§ **Supplied material**
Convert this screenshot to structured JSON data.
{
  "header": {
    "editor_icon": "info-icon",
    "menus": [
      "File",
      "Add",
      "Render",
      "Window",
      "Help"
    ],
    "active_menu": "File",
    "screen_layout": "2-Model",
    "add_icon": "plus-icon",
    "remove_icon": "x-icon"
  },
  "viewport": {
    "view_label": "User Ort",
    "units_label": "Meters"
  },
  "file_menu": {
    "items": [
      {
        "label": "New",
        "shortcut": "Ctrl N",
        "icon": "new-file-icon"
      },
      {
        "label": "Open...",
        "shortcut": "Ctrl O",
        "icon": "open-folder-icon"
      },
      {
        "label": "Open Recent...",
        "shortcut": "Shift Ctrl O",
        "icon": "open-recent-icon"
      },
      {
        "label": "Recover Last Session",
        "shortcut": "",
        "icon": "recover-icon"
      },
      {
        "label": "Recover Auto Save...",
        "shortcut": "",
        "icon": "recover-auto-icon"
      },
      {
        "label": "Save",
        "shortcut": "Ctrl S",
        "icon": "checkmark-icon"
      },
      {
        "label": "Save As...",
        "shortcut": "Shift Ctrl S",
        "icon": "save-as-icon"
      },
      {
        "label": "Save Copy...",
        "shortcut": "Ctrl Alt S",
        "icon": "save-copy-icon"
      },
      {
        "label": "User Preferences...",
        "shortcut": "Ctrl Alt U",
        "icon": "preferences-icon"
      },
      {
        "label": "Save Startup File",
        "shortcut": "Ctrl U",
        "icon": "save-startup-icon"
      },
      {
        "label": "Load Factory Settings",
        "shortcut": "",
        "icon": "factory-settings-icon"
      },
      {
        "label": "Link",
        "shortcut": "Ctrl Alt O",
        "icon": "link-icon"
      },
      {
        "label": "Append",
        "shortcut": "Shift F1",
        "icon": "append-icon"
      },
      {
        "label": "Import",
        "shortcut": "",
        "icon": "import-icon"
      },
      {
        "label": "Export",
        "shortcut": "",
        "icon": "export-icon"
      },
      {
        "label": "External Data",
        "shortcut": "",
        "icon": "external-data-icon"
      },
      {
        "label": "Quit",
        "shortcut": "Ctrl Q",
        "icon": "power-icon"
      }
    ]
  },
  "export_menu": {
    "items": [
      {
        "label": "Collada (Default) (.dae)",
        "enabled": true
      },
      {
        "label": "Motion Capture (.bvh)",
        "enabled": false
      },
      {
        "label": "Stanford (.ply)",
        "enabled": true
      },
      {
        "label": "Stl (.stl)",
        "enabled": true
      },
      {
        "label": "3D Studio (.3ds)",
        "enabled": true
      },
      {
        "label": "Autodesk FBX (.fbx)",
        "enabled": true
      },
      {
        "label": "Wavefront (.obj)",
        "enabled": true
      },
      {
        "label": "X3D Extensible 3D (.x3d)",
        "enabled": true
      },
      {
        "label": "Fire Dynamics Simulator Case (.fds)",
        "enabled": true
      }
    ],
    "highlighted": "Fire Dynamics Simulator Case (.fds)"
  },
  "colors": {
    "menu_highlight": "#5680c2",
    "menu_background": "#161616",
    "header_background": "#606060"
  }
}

§ **Your goal**
Copy out the whole listing exactly; please set it all down.

§ **Solution for this exercise**
Convert this screenshot to structured JSON data.
{
  "header": {
    "editor_icon": "info-icon",
    "menus": [
      "File",
      "Add",
      "Render",
      "Window",
      "Help"
    ],
    "active_menu": "File",
    "screen_layout": "2-Model",
    "add_icon": "plus-icon",
    "remove_icon": "x-icon"
  },
  "viewport": {
    "view_label": "User Ort",
    "units_label": "Meters"
  },
  "file_menu": {
    "items": [
      {
        "label": "New",
        "shortcut": "Ctrl N",
        "icon": "new-file-icon"
      },
      {
        "label": "Open...",
        "shortcut": "Ctrl O",
        "icon": "open-folder-icon"
      },
      {
        "label": "Open Recent...",
        "shortcut": "Shift Ctrl O",
        "icon": "open-recent-icon"
      },
      {
        "label": "Recover Last Session",
        "shortcut": "",
        "icon": "recover-icon"
      },
      {
        "label": "Recover Auto Save...",
        "shortcut": "",
        "icon": "recover-auto-icon"
      },
      {
        "label": "Save",
        "shortcut": "Ctrl S",
        "icon": "checkmark-icon"
      },
      {
        "label": "Save As...",
        "shortcut": "Shift Ctrl S",
        "icon": "save-as-icon"
      },
      {
        "label": "Save Copy...",
        "shortcut": "Ctrl Alt S",
        "icon": "save-copy-icon"
      },
      {
        "label": "User Preferences...",
        "shortcut": "Ctrl Alt U",
        "icon": "preferences-icon"
      },
      {
        "label": "Save Startup File",
        "shortcut": "Ctrl U",
        "icon": "save-startup-icon"
      },
      {
        "label": "Load Factory Settings",
        "shortcut": "",
        "icon": "factory-settings-icon"
      },
      {
        "label": "Link",
        "shortcut": "Ctrl Alt O",
        "icon": "link-icon"
      },
      {
        "label": "Append",
        "shortcut": "Shift F1",
        "icon": "append-icon"
      },
      {
        "label": "Import",
        "shortcut": "",
        "icon": "import-icon"
      },
      {
        "label": "Export",
        "shortcut": "",
        "icon": "export-icon"
      },
      {
        "label": "External Data",
        "shortcut": "",
        "icon": "external-data-icon"
      },
      {
        "label": "Quit",
        "shortcut": "Ctrl Q",
        "icon": "power-icon"
      }
    ]
  },
  "export_menu": {
    "items": [
      {
        "label": "Collada (Default) (.dae)",
        "enabled": true
      },
      {
        "label": "Motion Capture (.bvh)",
        "enabled": false
      },
      {
        "label": "Stanford (.ply)",
        "enabled": true
      },
      {
        "label": "Stl (.stl)",
        "enabled": true
      },
      {
        "label": "3D Studio (.3ds)",
        "enabled": true
      },
      {
        "label": "Autodesk FBX (.fbx)",
        "enabled": true
      },
      {
        "label": "Wavefront (.obj)",
        "enabled": true
      },
      {
        "label": "X3D Extensible 3D (.x3d)",
        "enabled": true
      },
      {
        "label": "Fire Dynamics Simulator Case (.fds)",
        "enabled": true
      }
    ],
    "highlighted": "Fire Dynamics Simulator Case (.fds)"
  },
  "colors": {
    "menu_highlight": "#5680c2",
    "menu_background": "#161616",
    "header_background": "#606060"
  }
}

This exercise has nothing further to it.